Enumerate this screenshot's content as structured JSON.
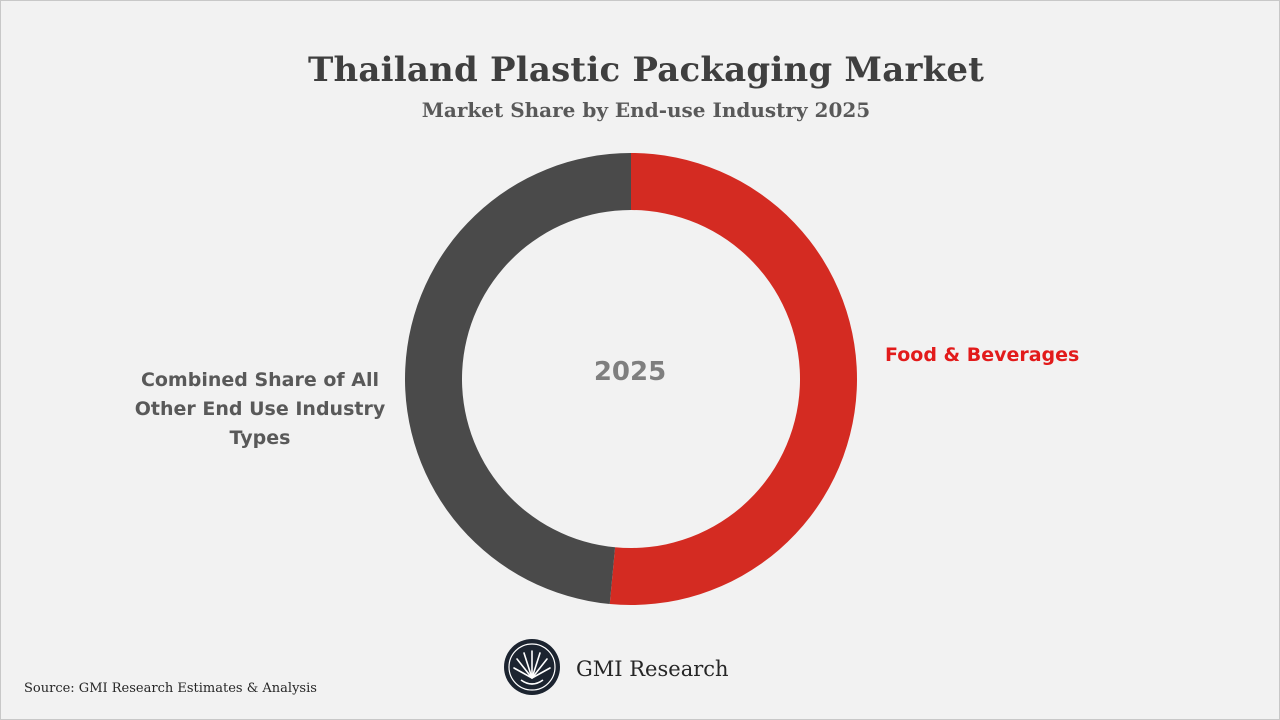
{
  "colors": {
    "food_beverages": "#d42b22",
    "others": "#4a4a4a",
    "background": "#f2f2f2",
    "label_red": "#e21b1b"
  },
  "chart_data": {
    "type": "pie",
    "style": "donut",
    "title": "Thailand Plastic Packaging Market",
    "subtitle": "Market Share by End-use Industry 2025",
    "center_label": "2025",
    "slices": [
      {
        "label": "Food & Beverages",
        "value": 51.5
      },
      {
        "label": "Combined Share of All Other End Use Industry Types",
        "value": 48.5
      }
    ],
    "labels": {
      "right": "Food & Beverages",
      "left_lines": [
        "Combined Share of All",
        "Other End Use Industry",
        "Types"
      ]
    }
  },
  "footer": {
    "brand": "GMI Research",
    "source": "Source: GMI Research Estimates & Analysis",
    "logo_icon": "gmi-research-logo-icon"
  }
}
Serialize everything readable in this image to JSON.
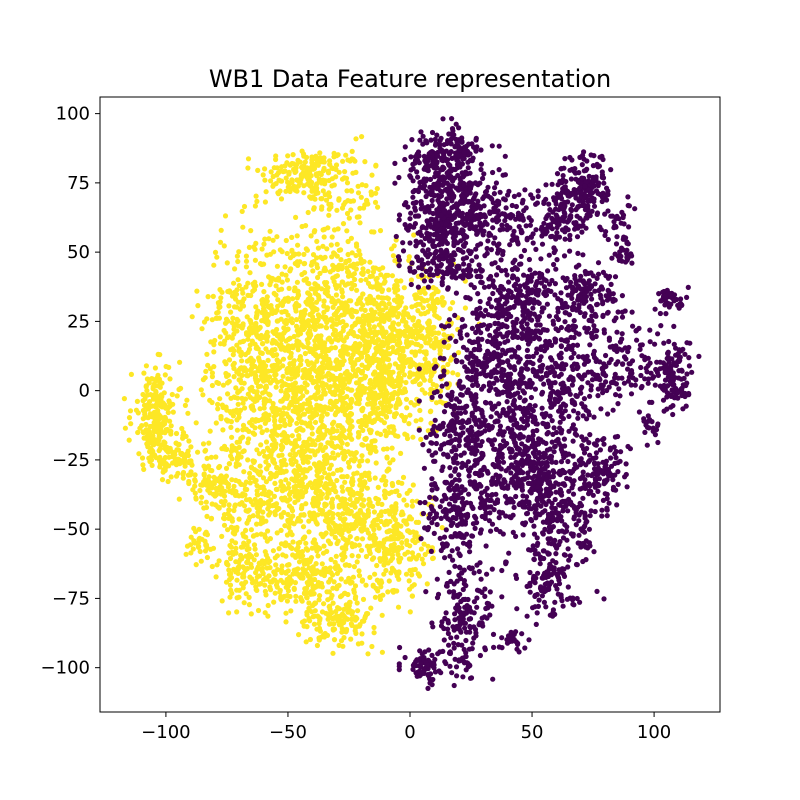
{
  "chart_data": {
    "type": "scatter",
    "title": "WB1 Data Feature representation",
    "xlabel": "",
    "ylabel": "",
    "xlim": [
      -127,
      127
    ],
    "ylim": [
      -116,
      106
    ],
    "grid": false,
    "legend": "none",
    "x_ticks": [
      -100,
      -50,
      0,
      50,
      100
    ],
    "x_tick_labels": [
      "−100",
      "−50",
      "0",
      "50",
      "100"
    ],
    "y_ticks": [
      100,
      75,
      50,
      25,
      0,
      -25,
      -50,
      -75,
      -100
    ],
    "y_tick_labels": [
      "100",
      "75",
      "50",
      "25",
      "0",
      "−25",
      "−50",
      "−75",
      "−100"
    ],
    "colors": {
      "class_0": "#440154",
      "class_1": "#fde725"
    },
    "clusters": [
      {
        "class": "class_1",
        "cx": -43,
        "cy": 78,
        "sx": 9,
        "sy": 5,
        "n": 160
      },
      {
        "class": "class_1",
        "cx": -27,
        "cy": 70,
        "sx": 8,
        "sy": 9,
        "n": 90
      },
      {
        "class": "class_1",
        "cx": -38,
        "cy": 30,
        "sx": 12,
        "sy": 14,
        "n": 420
      },
      {
        "class": "class_1",
        "cx": -15,
        "cy": 25,
        "sx": 10,
        "sy": 12,
        "n": 300
      },
      {
        "class": "class_1",
        "cx": 5,
        "cy": 18,
        "sx": 9,
        "sy": 14,
        "n": 300
      },
      {
        "class": "class_1",
        "cx": -65,
        "cy": 25,
        "sx": 10,
        "sy": 18,
        "n": 280
      },
      {
        "class": "class_1",
        "cx": -55,
        "cy": 0,
        "sx": 14,
        "sy": 14,
        "n": 420
      },
      {
        "class": "class_1",
        "cx": -30,
        "cy": -5,
        "sx": 12,
        "sy": 14,
        "n": 380
      },
      {
        "class": "class_1",
        "cx": -10,
        "cy": 0,
        "sx": 8,
        "sy": 10,
        "n": 200
      },
      {
        "class": "class_1",
        "cx": -104,
        "cy": -10,
        "sx": 5,
        "sy": 9,
        "n": 220
      },
      {
        "class": "class_1",
        "cx": -95,
        "cy": -25,
        "sx": 5,
        "sy": 3,
        "n": 70
      },
      {
        "class": "class_1",
        "cx": -82,
        "cy": -35,
        "sx": 5,
        "sy": 4,
        "n": 70
      },
      {
        "class": "class_1",
        "cx": -70,
        "cy": -40,
        "sx": 8,
        "sy": 10,
        "n": 130
      },
      {
        "class": "class_1",
        "cx": -50,
        "cy": -35,
        "sx": 10,
        "sy": 12,
        "n": 300
      },
      {
        "class": "class_1",
        "cx": -25,
        "cy": -45,
        "sx": 10,
        "sy": 14,
        "n": 380
      },
      {
        "class": "class_1",
        "cx": -5,
        "cy": -55,
        "sx": 7,
        "sy": 10,
        "n": 200
      },
      {
        "class": "class_1",
        "cx": -68,
        "cy": -65,
        "sx": 5,
        "sy": 6,
        "n": 110
      },
      {
        "class": "class_1",
        "cx": -45,
        "cy": -68,
        "sx": 10,
        "sy": 6,
        "n": 180
      },
      {
        "class": "class_1",
        "cx": -30,
        "cy": -82,
        "sx": 8,
        "sy": 5,
        "n": 140
      },
      {
        "class": "class_1",
        "cx": -85,
        "cy": -55,
        "sx": 3,
        "sy": 3,
        "n": 30
      },
      {
        "class": "class_0",
        "cx": 12,
        "cy": 80,
        "sx": 7,
        "sy": 7,
        "n": 250
      },
      {
        "class": "class_0",
        "cx": 22,
        "cy": 87,
        "sx": 3,
        "sy": 3,
        "n": 40
      },
      {
        "class": "class_0",
        "cx": 23,
        "cy": 65,
        "sx": 8,
        "sy": 9,
        "n": 250
      },
      {
        "class": "class_0",
        "cx": 10,
        "cy": 57,
        "sx": 6,
        "sy": 6,
        "n": 120
      },
      {
        "class": "class_0",
        "cx": 15,
        "cy": 45,
        "sx": 8,
        "sy": 4,
        "n": 120
      },
      {
        "class": "class_0",
        "cx": 45,
        "cy": 35,
        "sx": 10,
        "sy": 6,
        "n": 200
      },
      {
        "class": "class_0",
        "cx": 72,
        "cy": 35,
        "sx": 7,
        "sy": 5,
        "n": 120
      },
      {
        "class": "class_0",
        "cx": 43,
        "cy": 60,
        "sx": 7,
        "sy": 7,
        "n": 90
      },
      {
        "class": "class_0",
        "cx": 62,
        "cy": 63,
        "sx": 6,
        "sy": 8,
        "n": 120
      },
      {
        "class": "class_0",
        "cx": 72,
        "cy": 72,
        "sx": 5,
        "sy": 7,
        "n": 150
      },
      {
        "class": "class_0",
        "cx": 85,
        "cy": 58,
        "sx": 3,
        "sy": 5,
        "n": 40
      },
      {
        "class": "class_0",
        "cx": 88,
        "cy": 48,
        "sx": 2,
        "sy": 2,
        "n": 15
      },
      {
        "class": "class_0",
        "cx": 90,
        "cy": 10,
        "sx": 7,
        "sy": 8,
        "n": 90
      },
      {
        "class": "class_0",
        "cx": 107,
        "cy": 33,
        "sx": 3,
        "sy": 2,
        "n": 40
      },
      {
        "class": "class_0",
        "cx": 108,
        "cy": 5,
        "sx": 4,
        "sy": 7,
        "n": 120
      },
      {
        "class": "class_0",
        "cx": 99,
        "cy": -12,
        "sx": 2,
        "sy": 3,
        "n": 20
      },
      {
        "class": "class_0",
        "cx": 36,
        "cy": 10,
        "sx": 10,
        "sy": 12,
        "n": 380
      },
      {
        "class": "class_0",
        "cx": 65,
        "cy": 5,
        "sx": 10,
        "sy": 12,
        "n": 280
      },
      {
        "class": "class_0",
        "cx": 22,
        "cy": -15,
        "sx": 7,
        "sy": 12,
        "n": 250
      },
      {
        "class": "class_0",
        "cx": 45,
        "cy": -25,
        "sx": 8,
        "sy": 12,
        "n": 280
      },
      {
        "class": "class_0",
        "cx": 60,
        "cy": -40,
        "sx": 8,
        "sy": 14,
        "n": 320
      },
      {
        "class": "class_0",
        "cx": 78,
        "cy": -30,
        "sx": 6,
        "sy": 7,
        "n": 120
      },
      {
        "class": "class_0",
        "cx": 20,
        "cy": -45,
        "sx": 8,
        "sy": 8,
        "n": 180
      },
      {
        "class": "class_0",
        "cx": 55,
        "cy": -70,
        "sx": 6,
        "sy": 6,
        "n": 90
      },
      {
        "class": "class_0",
        "cx": 72,
        "cy": -55,
        "sx": 2,
        "sy": 2,
        "n": 20
      },
      {
        "class": "class_0",
        "cx": 22,
        "cy": -82,
        "sx": 6,
        "sy": 10,
        "n": 160
      },
      {
        "class": "class_0",
        "cx": 6,
        "cy": -100,
        "sx": 4,
        "sy": 3,
        "n": 70
      },
      {
        "class": "class_0",
        "cx": 42,
        "cy": -90,
        "sx": 3,
        "sy": 2,
        "n": 25
      },
      {
        "class": "class_0",
        "cx": 23,
        "cy": -100,
        "sx": 2,
        "sy": 2,
        "n": 15
      }
    ]
  }
}
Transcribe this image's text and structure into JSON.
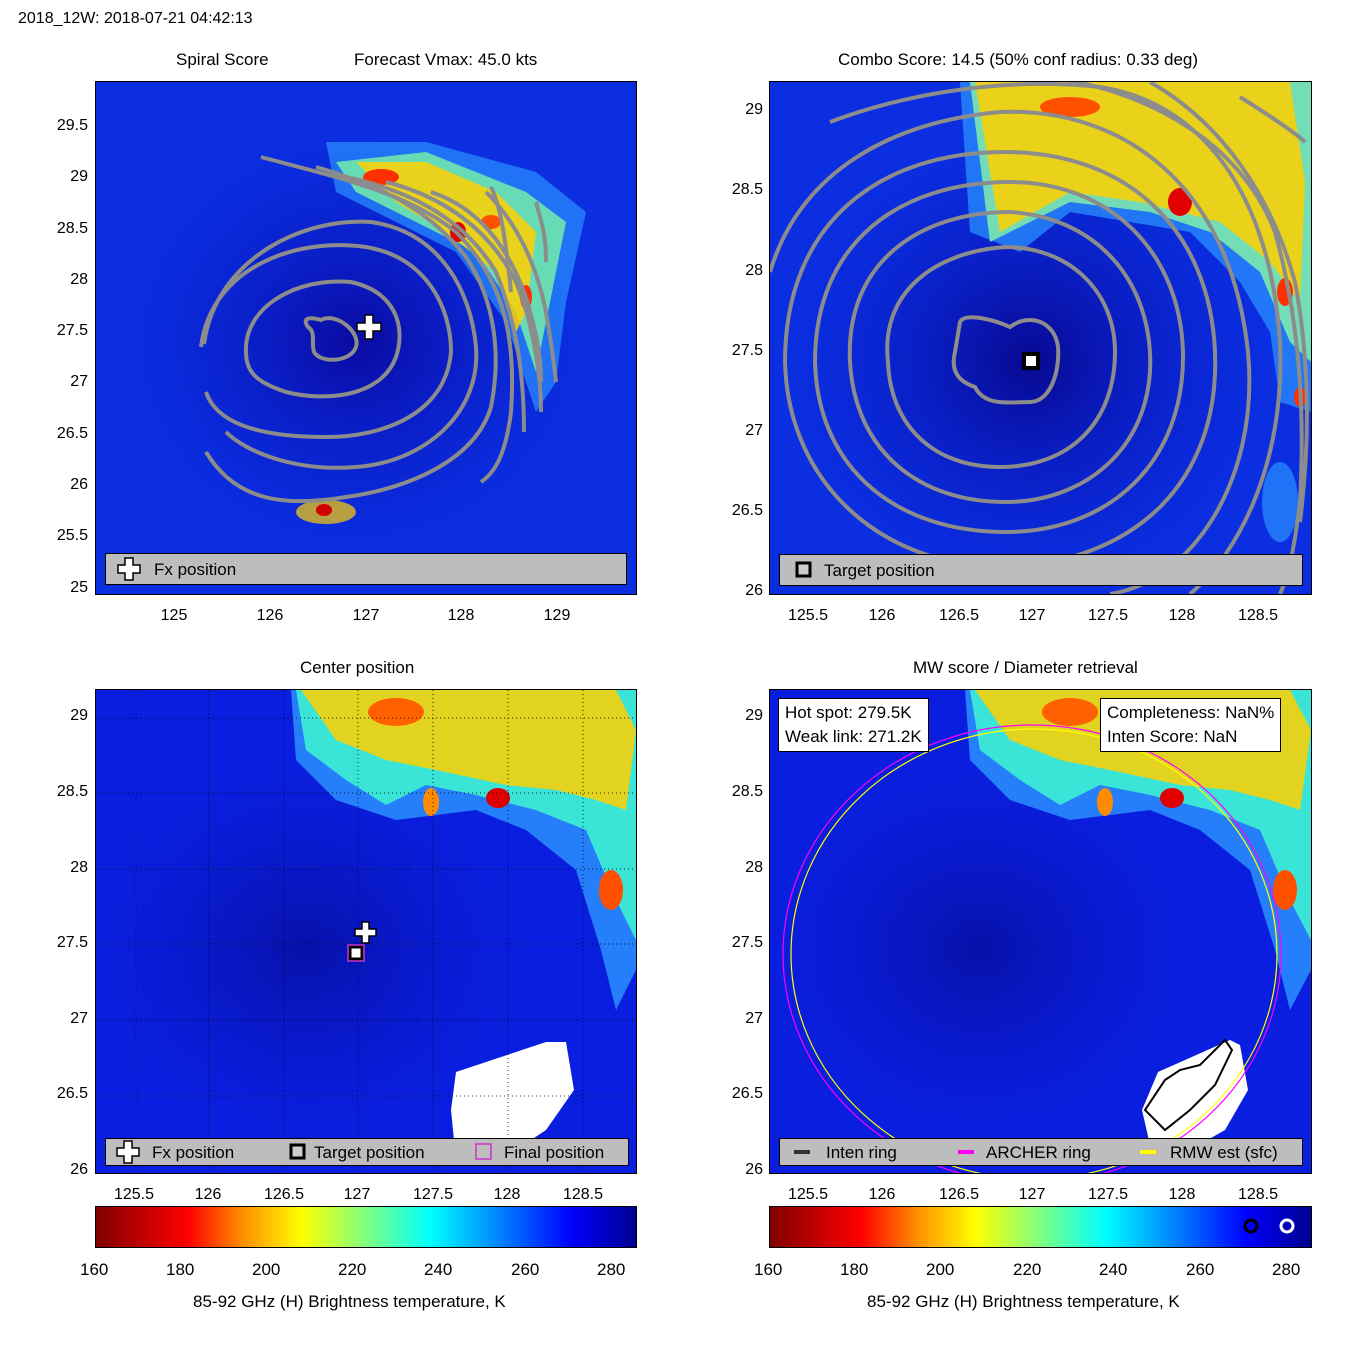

# # #

Where a line of the data holds "this", show that line.

Enumerate this screenshot's content as structured JSON.
Serialize everything readable in this image to JSON.
Transcribe this image's text and structure into JSON.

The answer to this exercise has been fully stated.